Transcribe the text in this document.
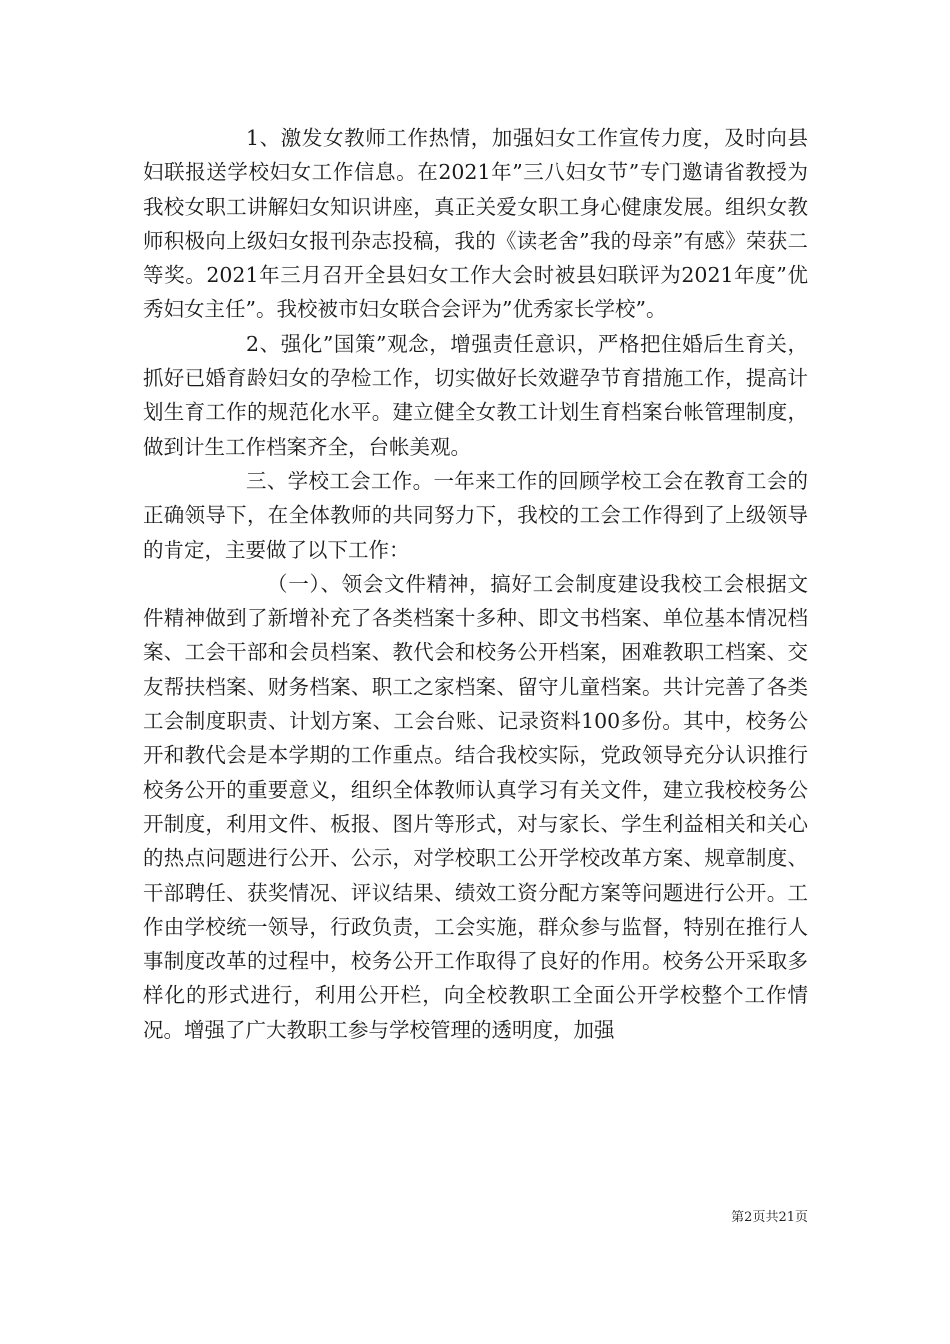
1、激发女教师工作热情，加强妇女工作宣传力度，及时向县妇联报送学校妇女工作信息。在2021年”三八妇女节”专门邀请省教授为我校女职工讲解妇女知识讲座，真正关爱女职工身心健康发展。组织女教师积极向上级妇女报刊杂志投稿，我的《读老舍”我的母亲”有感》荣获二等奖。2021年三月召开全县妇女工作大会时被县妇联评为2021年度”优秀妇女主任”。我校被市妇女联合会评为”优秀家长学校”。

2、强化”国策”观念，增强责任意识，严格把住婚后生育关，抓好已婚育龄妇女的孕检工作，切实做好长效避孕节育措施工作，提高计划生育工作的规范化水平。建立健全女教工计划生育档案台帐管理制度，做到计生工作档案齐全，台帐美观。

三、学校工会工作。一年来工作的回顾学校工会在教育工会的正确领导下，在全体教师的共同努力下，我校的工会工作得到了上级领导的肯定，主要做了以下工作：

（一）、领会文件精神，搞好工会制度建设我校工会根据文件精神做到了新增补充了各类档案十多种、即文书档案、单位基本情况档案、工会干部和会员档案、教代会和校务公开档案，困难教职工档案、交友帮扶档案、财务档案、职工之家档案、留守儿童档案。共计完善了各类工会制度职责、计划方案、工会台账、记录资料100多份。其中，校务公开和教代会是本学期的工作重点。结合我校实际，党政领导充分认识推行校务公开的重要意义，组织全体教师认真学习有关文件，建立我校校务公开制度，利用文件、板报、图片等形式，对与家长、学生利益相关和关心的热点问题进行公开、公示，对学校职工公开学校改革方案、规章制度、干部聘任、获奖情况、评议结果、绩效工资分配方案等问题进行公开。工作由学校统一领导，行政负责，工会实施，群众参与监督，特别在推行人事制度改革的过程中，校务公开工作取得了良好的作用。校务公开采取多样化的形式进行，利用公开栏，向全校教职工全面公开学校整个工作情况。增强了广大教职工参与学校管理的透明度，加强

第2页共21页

▬▬▬▬▬▬

_Direction:_ Copy the listing in full and without alteration, omitting every picture.

_Output of the task:_
Transcribe the text in this document.
1、激发女教师工作热情，加强妇女工作宣传力度，及时向县妇联报送学校妇女工作信息。在2021年”三八妇女节”专门邀请省教授为我校女职工讲解妇女知识讲座，真正关爱女职工身心健康发展。组织女教师积极向上级妇女报刊杂志投稿，我的《读老舍”我的母亲”有感》荣获二等奖。2021年三月召开全县妇女工作大会时被县妇联评为2021年度”优秀妇女主任”。我校被市妇女联合会评为”优秀家长学校”。

2、强化”国策”观念，增强责任意识，严格把住婚后生育关，抓好已婚育龄妇女的孕检工作，切实做好长效避孕节育措施工作，提高计划生育工作的规范化水平。建立健全女教工计划生育档案台帐管理制度，做到计生工作档案齐全，台帐美观。

三、学校工会工作。一年来工作的回顾学校工会在教育工会的正确领导下，在全体教师的共同努力下，我校的工会工作得到了上级领导的肯定，主要做了以下工作：

（一）、领会文件精神，搞好工会制度建设我校工会根据文件精神做到了新增补充了各类档案十多种、即文书档案、单位基本情况档案、工会干部和会员档案、教代会和校务公开档案，困难教职工档案、交友帮扶档案、财务档案、职工之家档案、留守儿童档案。共计完善了各类工会制度职责、计划方案、工会台账、记录资料100多份。其中，校务公开和教代会是本学期的工作重点。结合我校实际，党政领导充分认识推行校务公开的重要意义，组织全体教师认真学习有关文件，建立我校校务公开制度，利用文件、板报、图片等形式，对与家长、学生利益相关和关心的热点问题进行公开、公示，对学校职工公开学校改革方案、规章制度、干部聘任、获奖情况、评议结果、绩效工资分配方案等问题进行公开。工作由学校统一领导，行政负责，工会实施，群众参与监督，特别在推行人事制度改革的过程中，校务公开工作取得了良好的作用。校务公开采取多样化的形式进行，利用公开栏，向全校教职工全面公开学校整个工作情况。增强了广大教职工参与学校管理的透明度，加强

第2页共21页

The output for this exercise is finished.